* **Short problem**
Find every line of the listing below where "ώρες" appears, and copy it.
────────────────
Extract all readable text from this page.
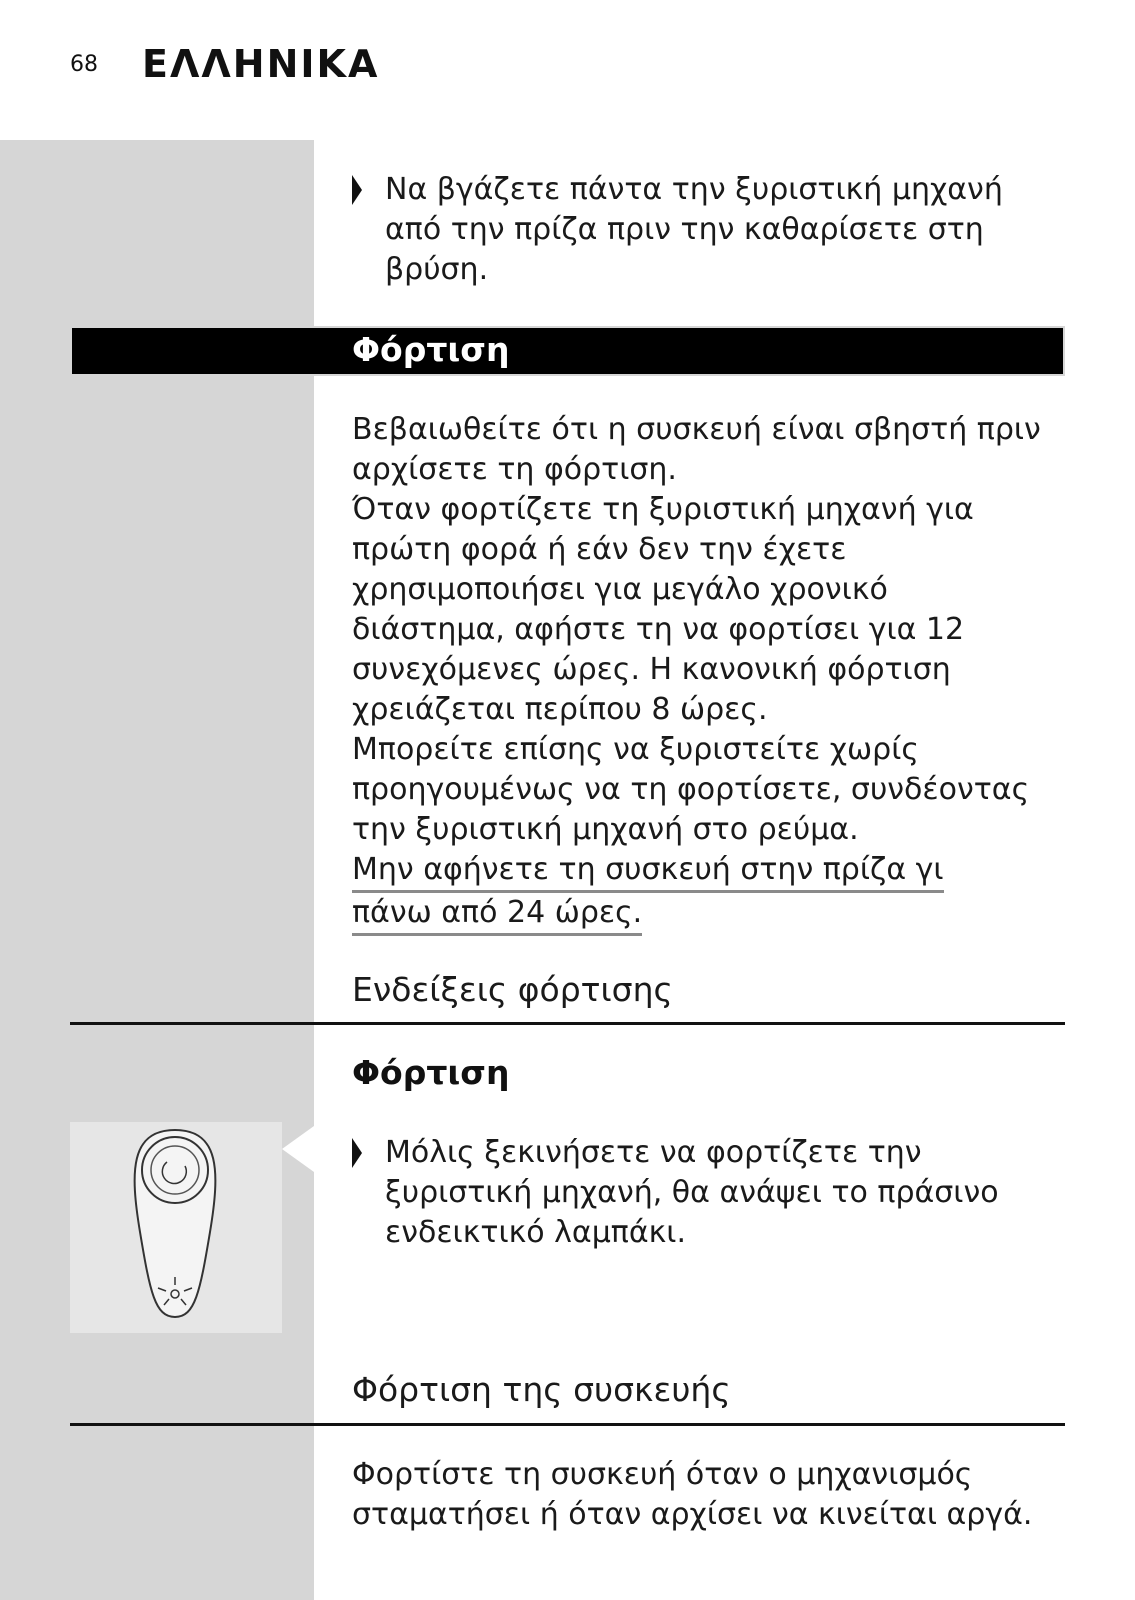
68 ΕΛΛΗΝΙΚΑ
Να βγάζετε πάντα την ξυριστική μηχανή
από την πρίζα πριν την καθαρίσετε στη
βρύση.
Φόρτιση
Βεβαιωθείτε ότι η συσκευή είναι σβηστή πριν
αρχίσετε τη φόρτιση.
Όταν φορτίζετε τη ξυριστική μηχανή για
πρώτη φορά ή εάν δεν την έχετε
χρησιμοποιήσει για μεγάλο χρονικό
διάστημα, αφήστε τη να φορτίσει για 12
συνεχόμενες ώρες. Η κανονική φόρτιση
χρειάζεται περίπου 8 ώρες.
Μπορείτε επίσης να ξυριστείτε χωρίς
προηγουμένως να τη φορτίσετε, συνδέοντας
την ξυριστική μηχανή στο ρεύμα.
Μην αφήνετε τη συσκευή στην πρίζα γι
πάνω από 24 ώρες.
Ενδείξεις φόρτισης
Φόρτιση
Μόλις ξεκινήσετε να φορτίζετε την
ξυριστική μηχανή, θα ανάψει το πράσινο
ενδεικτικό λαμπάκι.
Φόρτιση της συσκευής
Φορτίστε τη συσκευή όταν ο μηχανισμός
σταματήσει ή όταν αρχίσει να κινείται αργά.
────────────────
* **Response to the task**
συνεχόμενες ώρες. Η κανονική φόρτιση
χρειάζεται περίπου 8 ώρες.
πάνω από 24 ώρες.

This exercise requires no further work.